Information provided =
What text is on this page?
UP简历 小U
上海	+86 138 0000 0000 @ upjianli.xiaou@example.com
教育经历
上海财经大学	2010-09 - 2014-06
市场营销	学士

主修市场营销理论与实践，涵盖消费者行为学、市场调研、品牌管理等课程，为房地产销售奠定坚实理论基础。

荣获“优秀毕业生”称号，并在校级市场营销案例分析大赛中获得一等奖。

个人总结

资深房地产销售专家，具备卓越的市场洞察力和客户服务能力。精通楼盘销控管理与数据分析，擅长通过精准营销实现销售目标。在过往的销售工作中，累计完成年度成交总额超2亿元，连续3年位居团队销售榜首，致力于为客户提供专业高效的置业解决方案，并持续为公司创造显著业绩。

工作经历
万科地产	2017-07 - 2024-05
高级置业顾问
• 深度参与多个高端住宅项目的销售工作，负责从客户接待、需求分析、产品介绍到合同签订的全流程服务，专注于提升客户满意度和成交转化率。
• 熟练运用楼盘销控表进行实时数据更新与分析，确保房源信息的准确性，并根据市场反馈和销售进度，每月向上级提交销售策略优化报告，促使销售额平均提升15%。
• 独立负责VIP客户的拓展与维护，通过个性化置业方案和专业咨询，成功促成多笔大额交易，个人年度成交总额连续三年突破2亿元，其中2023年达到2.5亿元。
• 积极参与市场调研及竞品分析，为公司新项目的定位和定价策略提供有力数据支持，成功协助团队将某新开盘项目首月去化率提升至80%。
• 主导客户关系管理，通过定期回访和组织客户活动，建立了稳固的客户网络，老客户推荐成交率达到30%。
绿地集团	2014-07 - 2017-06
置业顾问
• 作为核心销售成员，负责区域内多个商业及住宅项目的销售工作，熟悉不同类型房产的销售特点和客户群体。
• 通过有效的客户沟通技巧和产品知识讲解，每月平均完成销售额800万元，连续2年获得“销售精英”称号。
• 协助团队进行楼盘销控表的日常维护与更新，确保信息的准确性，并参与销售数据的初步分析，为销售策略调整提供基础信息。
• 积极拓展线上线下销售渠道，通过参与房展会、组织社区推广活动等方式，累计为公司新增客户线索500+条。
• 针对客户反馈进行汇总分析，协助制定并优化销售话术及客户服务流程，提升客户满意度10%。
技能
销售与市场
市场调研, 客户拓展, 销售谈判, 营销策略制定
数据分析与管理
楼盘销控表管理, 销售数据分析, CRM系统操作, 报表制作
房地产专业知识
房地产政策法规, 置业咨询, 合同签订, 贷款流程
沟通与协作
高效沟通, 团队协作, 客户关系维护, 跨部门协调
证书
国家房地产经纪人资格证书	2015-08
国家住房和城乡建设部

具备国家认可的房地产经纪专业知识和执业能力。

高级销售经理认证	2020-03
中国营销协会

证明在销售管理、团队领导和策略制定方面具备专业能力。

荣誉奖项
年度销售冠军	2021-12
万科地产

What needs to be done = Copy all of the material word for word.

Reply =
What text is on this page?
UP简历 小U
上海	+86 138 0000 0000 @ upjianli.xiaou@example.com
教育经历
上海财经大学	2010-09 - 2014-06
市场营销	学士

主修市场营销理论与实践，涵盖消费者行为学、市场调研、品牌管理等课程，为房地产销售奠定坚实理论基础。

荣获“优秀毕业生”称号，并在校级市场营销案例分析大赛中获得一等奖。

个人总结

资深房地产销售专家，具备卓越的市场洞察力和客户服务能力。精通楼盘销控管理与数据分析，擅长通过精准营销实现销售目标。在过往的销售工作中，累计完成年度成交总额超2亿元，连续3年位居团队销售榜首，致力于为客户提供专业高效的置业解决方案，并持续为公司创造显著业绩。

工作经历
万科地产	2017-07 - 2024-05
高级置业顾问
• 深度参与多个高端住宅项目的销售工作，负责从客户接待、需求分析、产品介绍到合同签订的全流程服务，专注于提升客户满意度和成交转化率。
• 熟练运用楼盘销控表进行实时数据更新与分析，确保房源信息的准确性，并根据市场反馈和销售进度，每月向上级提交销售策略优化报告，促使销售额平均提升15%。
• 独立负责VIP客户的拓展与维护，通过个性化置业方案和专业咨询，成功促成多笔大额交易，个人年度成交总额连续三年突破2亿元，其中2023年达到2.5亿元。
• 积极参与市场调研及竞品分析，为公司新项目的定位和定价策略提供有力数据支持，成功协助团队将某新开盘项目首月去化率提升至80%。
• 主导客户关系管理，通过定期回访和组织客户活动，建立了稳固的客户网络，老客户推荐成交率达到30%。
绿地集团	2014-07 - 2017-06
置业顾问
• 作为核心销售成员，负责区域内多个商业及住宅项目的销售工作，熟悉不同类型房产的销售特点和客户群体。
• 通过有效的客户沟通技巧和产品知识讲解，每月平均完成销售额800万元，连续2年获得“销售精英”称号。
• 协助团队进行楼盘销控表的日常维护与更新，确保信息的准确性，并参与销售数据的初步分析，为销售策略调整提供基础信息。
• 积极拓展线上线下销售渠道，通过参与房展会、组织社区推广活动等方式，累计为公司新增客户线索500+条。
• 针对客户反馈进行汇总分析，协助制定并优化销售话术及客户服务流程，提升客户满意度10%。
技能
销售与市场
市场调研, 客户拓展, 销售谈判, 营销策略制定
数据分析与管理
楼盘销控表管理, 销售数据分析, CRM系统操作, 报表制作
房地产专业知识
房地产政策法规, 置业咨询, 合同签订, 贷款流程
沟通与协作
高效沟通, 团队协作, 客户关系维护, 跨部门协调
证书
国家房地产经纪人资格证书	2015-08
国家住房和城乡建设部

具备国家认可的房地产经纪专业知识和执业能力。

高级销售经理认证	2020-03
中国营销协会

证明在销售管理、团队领导和策略制定方面具备专业能力。

荣誉奖项
年度销售冠军	2021-12
万科地产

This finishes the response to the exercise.